__DIRECTION__.
Below is a block of records. Copy every line in it that contains the word "xlabel".

## START RECORDS

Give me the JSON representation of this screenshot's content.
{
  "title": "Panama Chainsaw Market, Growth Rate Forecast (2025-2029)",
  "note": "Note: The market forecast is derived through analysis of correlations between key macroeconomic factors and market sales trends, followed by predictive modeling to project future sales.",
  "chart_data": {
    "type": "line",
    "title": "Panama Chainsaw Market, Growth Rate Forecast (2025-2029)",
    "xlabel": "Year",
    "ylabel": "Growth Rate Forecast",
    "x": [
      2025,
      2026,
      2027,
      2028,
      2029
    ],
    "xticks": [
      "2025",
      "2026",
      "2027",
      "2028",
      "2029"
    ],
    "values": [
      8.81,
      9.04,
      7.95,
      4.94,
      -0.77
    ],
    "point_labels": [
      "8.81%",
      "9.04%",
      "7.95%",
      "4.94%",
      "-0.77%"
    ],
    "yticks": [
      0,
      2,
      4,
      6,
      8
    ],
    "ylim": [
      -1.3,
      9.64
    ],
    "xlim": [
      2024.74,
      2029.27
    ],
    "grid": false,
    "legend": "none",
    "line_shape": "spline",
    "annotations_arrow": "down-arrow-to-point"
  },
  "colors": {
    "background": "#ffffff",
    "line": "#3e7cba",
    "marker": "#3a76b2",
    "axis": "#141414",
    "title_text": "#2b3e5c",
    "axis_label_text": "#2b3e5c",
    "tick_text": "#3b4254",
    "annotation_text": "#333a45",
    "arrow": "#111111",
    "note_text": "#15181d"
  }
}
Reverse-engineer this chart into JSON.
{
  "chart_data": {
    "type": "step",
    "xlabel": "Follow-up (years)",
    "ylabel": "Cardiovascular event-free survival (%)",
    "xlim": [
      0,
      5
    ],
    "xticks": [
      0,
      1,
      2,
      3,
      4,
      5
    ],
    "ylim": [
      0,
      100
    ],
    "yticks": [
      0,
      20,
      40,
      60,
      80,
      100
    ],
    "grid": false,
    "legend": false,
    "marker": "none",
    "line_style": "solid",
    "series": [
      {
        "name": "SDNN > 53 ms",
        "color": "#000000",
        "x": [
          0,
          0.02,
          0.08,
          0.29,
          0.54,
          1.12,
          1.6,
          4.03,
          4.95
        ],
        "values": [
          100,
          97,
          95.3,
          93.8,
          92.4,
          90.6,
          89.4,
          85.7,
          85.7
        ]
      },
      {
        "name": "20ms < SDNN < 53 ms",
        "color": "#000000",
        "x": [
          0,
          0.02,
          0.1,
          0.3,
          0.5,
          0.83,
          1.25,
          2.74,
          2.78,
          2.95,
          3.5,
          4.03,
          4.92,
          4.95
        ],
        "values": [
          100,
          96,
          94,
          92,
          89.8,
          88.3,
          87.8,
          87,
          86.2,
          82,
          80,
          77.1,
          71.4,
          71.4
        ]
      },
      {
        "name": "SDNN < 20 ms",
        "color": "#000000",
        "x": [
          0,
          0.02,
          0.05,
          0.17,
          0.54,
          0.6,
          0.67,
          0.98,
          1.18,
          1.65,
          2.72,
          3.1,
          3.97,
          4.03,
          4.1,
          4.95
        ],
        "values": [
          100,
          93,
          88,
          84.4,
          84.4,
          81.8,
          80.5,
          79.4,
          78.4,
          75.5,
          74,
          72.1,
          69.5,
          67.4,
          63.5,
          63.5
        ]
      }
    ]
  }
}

## END RECORDS
## START RECORDS

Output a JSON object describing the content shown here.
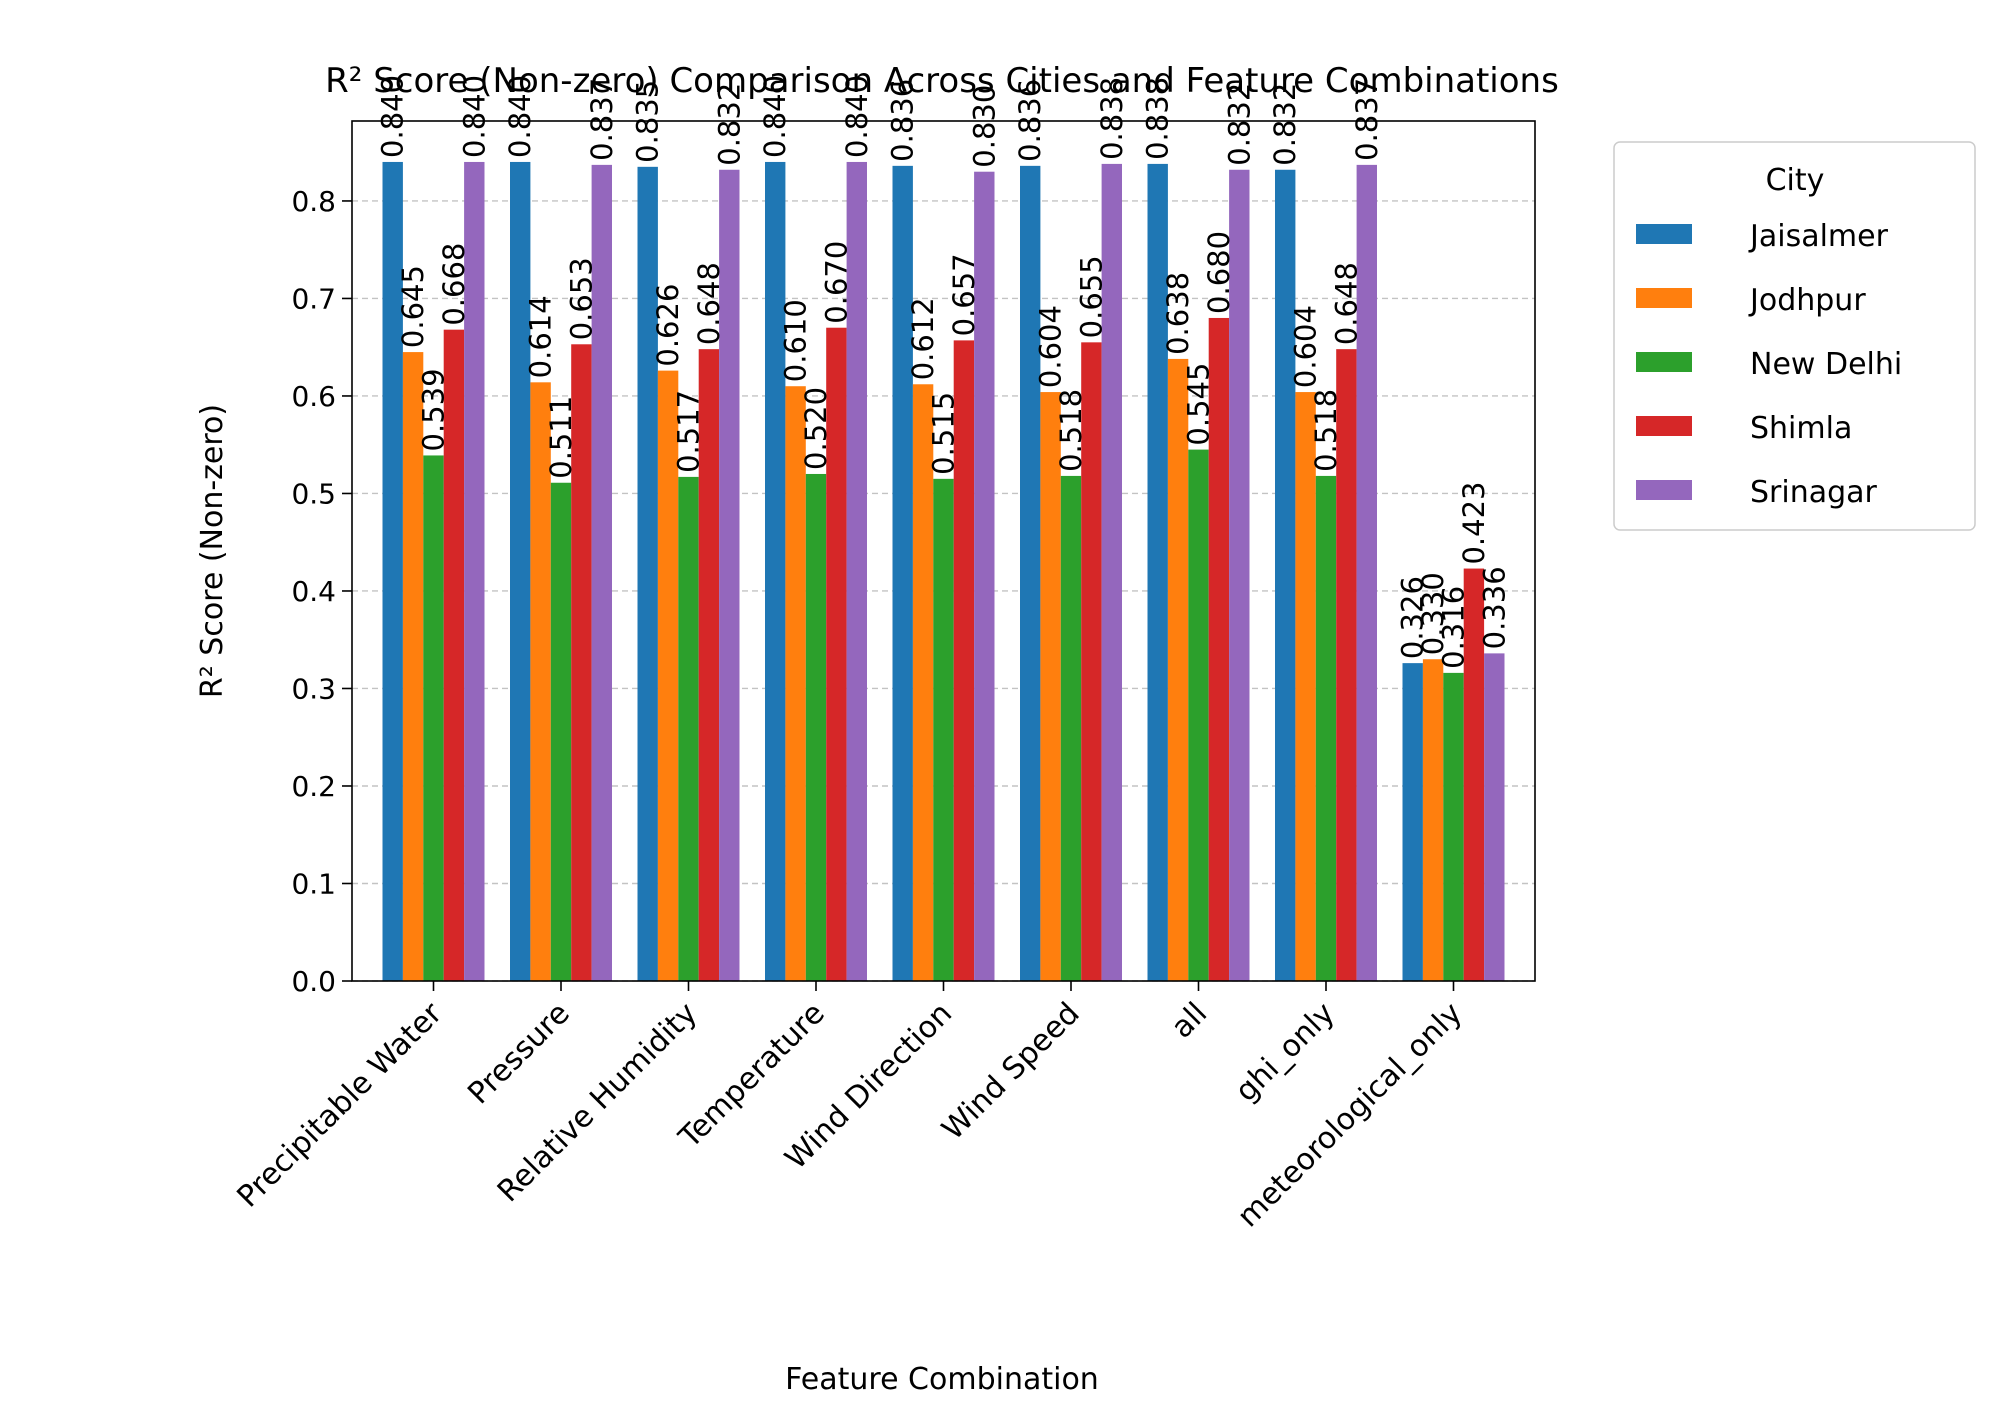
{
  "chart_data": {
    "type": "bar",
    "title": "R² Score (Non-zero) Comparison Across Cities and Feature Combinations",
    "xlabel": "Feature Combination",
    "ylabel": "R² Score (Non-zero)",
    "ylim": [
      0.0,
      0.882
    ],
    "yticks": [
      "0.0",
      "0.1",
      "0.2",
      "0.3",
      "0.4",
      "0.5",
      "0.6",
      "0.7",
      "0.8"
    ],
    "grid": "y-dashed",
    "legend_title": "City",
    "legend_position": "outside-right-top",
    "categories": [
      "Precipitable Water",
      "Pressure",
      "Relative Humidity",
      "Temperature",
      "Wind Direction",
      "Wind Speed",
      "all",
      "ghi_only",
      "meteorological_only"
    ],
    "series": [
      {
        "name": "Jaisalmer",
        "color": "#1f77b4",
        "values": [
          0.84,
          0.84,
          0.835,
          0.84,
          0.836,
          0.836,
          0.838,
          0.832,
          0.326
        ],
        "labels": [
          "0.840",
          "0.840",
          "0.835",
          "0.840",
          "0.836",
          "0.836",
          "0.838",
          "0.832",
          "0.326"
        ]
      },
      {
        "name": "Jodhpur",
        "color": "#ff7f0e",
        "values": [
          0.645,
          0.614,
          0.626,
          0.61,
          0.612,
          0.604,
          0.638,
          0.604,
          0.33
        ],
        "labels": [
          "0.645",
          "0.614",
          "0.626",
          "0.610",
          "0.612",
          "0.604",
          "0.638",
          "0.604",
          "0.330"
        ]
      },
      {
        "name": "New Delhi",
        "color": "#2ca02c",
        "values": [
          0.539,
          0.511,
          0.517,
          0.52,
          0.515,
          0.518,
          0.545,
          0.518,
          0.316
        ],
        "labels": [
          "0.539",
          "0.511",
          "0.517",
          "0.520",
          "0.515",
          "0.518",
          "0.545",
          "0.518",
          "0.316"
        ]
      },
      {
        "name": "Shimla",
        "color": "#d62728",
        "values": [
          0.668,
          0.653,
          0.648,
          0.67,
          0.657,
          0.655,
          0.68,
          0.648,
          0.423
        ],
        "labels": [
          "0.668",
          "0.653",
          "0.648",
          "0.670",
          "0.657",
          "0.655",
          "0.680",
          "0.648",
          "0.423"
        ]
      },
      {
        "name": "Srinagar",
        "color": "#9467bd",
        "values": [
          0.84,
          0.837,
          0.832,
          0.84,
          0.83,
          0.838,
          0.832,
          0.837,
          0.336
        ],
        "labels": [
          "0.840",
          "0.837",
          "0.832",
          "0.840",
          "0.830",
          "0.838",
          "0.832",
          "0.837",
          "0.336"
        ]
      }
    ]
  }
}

## END RECORDS

__FULL ANSWER__.
    "xlabel": "Year",
    "xlabel": "Follow-up (years)",
    "xlabel": "Feature Combination",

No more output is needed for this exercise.